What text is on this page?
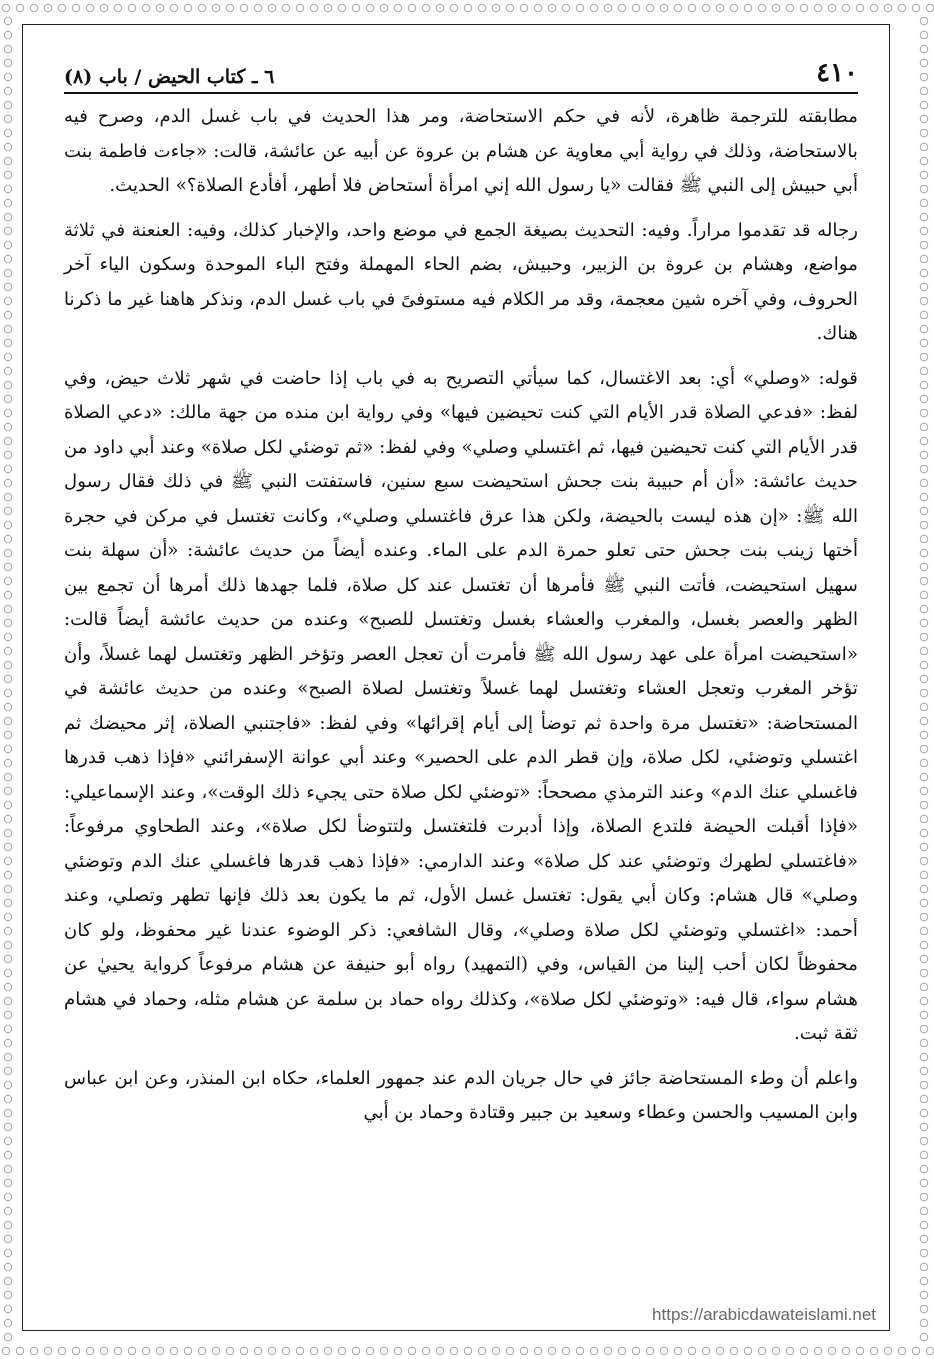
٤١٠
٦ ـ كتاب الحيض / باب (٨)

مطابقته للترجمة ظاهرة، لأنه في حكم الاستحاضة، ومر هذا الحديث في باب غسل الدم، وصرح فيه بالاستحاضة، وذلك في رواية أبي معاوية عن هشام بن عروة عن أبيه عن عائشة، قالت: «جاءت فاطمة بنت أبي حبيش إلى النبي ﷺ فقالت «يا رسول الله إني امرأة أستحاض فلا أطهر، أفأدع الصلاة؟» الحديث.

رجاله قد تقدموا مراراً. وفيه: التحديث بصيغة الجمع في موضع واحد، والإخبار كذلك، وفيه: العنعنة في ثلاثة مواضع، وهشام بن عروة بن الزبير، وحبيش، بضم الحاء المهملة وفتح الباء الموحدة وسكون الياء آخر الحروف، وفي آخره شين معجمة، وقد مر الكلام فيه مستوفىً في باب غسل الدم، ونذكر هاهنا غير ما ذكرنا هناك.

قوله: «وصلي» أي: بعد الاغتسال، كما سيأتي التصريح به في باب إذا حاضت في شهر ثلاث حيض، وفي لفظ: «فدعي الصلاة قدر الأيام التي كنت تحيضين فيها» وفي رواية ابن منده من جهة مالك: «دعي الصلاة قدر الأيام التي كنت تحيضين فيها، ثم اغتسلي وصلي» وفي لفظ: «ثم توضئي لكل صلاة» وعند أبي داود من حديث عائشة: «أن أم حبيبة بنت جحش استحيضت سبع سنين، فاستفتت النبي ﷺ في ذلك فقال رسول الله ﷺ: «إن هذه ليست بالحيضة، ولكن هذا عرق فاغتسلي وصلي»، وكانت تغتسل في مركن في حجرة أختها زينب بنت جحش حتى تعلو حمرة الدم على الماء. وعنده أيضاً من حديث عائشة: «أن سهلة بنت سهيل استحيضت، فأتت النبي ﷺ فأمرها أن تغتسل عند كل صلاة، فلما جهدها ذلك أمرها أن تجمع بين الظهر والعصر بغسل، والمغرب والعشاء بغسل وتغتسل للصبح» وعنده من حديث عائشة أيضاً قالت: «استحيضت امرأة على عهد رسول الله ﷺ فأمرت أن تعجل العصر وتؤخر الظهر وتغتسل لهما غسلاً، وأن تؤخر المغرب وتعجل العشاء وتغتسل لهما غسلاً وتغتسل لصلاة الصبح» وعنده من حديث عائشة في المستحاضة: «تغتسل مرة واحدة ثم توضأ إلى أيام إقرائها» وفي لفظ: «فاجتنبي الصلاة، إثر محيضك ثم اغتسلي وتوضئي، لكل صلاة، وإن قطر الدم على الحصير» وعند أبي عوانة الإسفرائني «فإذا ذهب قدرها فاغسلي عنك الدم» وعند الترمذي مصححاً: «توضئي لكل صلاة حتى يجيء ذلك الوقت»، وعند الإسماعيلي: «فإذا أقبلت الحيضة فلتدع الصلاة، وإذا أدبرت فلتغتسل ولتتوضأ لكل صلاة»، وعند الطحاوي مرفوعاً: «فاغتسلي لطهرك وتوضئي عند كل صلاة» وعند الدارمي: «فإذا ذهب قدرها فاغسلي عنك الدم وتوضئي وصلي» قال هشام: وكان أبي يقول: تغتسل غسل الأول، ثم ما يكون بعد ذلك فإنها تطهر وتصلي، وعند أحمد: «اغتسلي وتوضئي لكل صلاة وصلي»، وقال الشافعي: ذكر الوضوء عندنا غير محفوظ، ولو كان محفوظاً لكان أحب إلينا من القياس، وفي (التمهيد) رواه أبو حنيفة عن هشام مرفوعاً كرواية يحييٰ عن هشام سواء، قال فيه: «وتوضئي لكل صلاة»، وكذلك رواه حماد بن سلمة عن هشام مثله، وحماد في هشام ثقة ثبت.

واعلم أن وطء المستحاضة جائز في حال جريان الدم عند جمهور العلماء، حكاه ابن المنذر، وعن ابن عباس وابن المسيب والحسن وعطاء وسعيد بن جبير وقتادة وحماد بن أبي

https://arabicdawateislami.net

= = = = = = =

WORK TO DO
Show every line in the entries where the string "عروة" occurs.

EXPECTED ANSWER
مطابقته للترجمة ظاهرة، لأنه في حكم الاستحاضة، ومر هذا الحديث في باب غسل الدم، وصرح فيه بالاستحاضة، وذلك في رواية أبي معاوية عن هشام بن عروة عن أبيه عن عائشة، قالت: «جاءت فاطمة بنت أبي حبيش إلى النبي ﷺ فقالت «يا رسول الله إني امرأة أستحاض فلا أطهر، أفأدع الصلاة؟» الحديث.
رجاله قد تقدموا مراراً. وفيه: التحديث بصيغة الجمع في موضع واحد، والإخبار كذلك، وفيه: العنعنة في ثلاثة مواضع، وهشام بن عروة بن الزبير، وحبيش، بضم الحاء المهملة وفتح الباء الموحدة وسكون الياء آخر الحروف، وفي آخره شين معجمة، وقد مر الكلام فيه مستوفىً في باب غسل الدم، ونذكر هاهنا غير ما ذكرنا هناك.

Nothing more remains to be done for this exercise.